Short task
Transcribe the records that follow. Keep every word exactly, and drop the pictures.

(Records from a data source)
--*--
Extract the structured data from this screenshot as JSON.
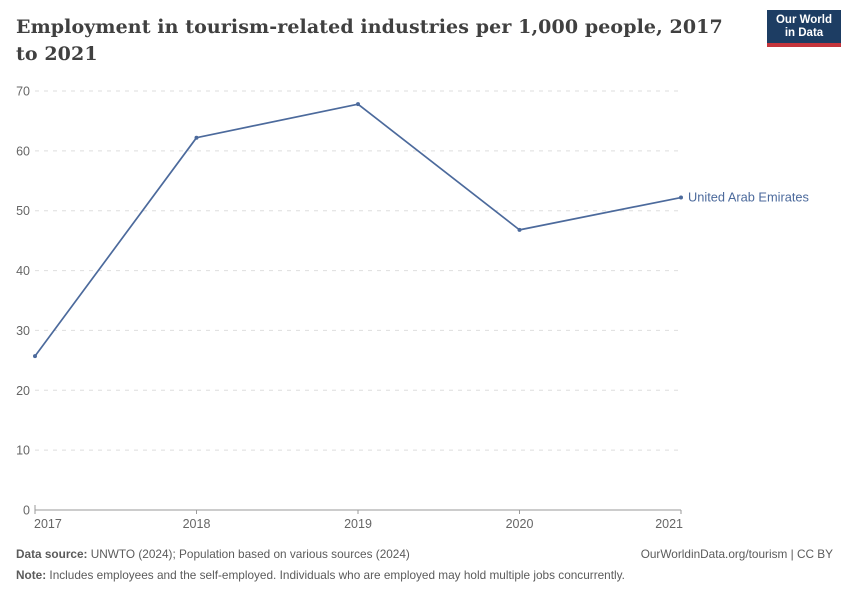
{
  "header": {
    "title": "Employment in tourism-related industries per 1,000 people, 2017 to 2021",
    "logo_line1": "Our World",
    "logo_line2": "in Data"
  },
  "chart_data": {
    "type": "line",
    "title": "Employment in tourism-related industries per 1,000 people, 2017 to 2021",
    "x": [
      2017,
      2018,
      2019,
      2020,
      2021
    ],
    "series": [
      {
        "name": "United Arab Emirates",
        "values": [
          25.7,
          62.2,
          67.8,
          46.8,
          52.2
        ],
        "color": "#4c6a9c"
      }
    ],
    "xlabel": "",
    "ylabel": "",
    "ylim": [
      0,
      70
    ],
    "yticks": [
      0,
      10,
      20,
      30,
      40,
      50,
      60,
      70
    ],
    "grid": "horizontal-dashed",
    "legend": "line-end-label"
  },
  "footer": {
    "datasource_label": "Data source:",
    "datasource_text": " UNWTO (2024); Population based on various sources (2024)",
    "link_text": "OurWorldinData.org/tourism | CC BY",
    "note_label": "Note:",
    "note_text": " Includes employees and the self-employed. Individuals who are employed may hold multiple jobs concurrently."
  },
  "colors": {
    "series_line": "#4c6a9c",
    "logo_navy": "#1d3d63",
    "logo_red": "#c5353c",
    "gridline": "#dedede",
    "axis": "#9a9a9a",
    "tick_label": "#666666",
    "title_text": "#404040",
    "footer_text": "#5b5b5b"
  }
}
--*--
Complete output
Extract the structured data from this screenshot as JSON.
{
  "header": {
    "title": "Employment in tourism-related industries per 1,000 people, 2017 to 2021",
    "logo_line1": "Our World",
    "logo_line2": "in Data"
  },
  "chart_data": {
    "type": "line",
    "title": "Employment in tourism-related industries per 1,000 people, 2017 to 2021",
    "x": [
      2017,
      2018,
      2019,
      2020,
      2021
    ],
    "series": [
      {
        "name": "United Arab Emirates",
        "values": [
          25.7,
          62.2,
          67.8,
          46.8,
          52.2
        ],
        "color": "#4c6a9c"
      }
    ],
    "xlabel": "",
    "ylabel": "",
    "ylim": [
      0,
      70
    ],
    "yticks": [
      0,
      10,
      20,
      30,
      40,
      50,
      60,
      70
    ],
    "grid": "horizontal-dashed",
    "legend": "line-end-label"
  },
  "footer": {
    "datasource_label": "Data source:",
    "datasource_text": " UNWTO (2024); Population based on various sources (2024)",
    "link_text": "OurWorldinData.org/tourism | CC BY",
    "note_label": "Note:",
    "note_text": " Includes employees and the self-employed. Individuals who are employed may hold multiple jobs concurrently."
  },
  "colors": {
    "series_line": "#4c6a9c",
    "logo_navy": "#1d3d63",
    "logo_red": "#c5353c",
    "gridline": "#dedede",
    "axis": "#9a9a9a",
    "tick_label": "#666666",
    "title_text": "#404040",
    "footer_text": "#5b5b5b"
  }
}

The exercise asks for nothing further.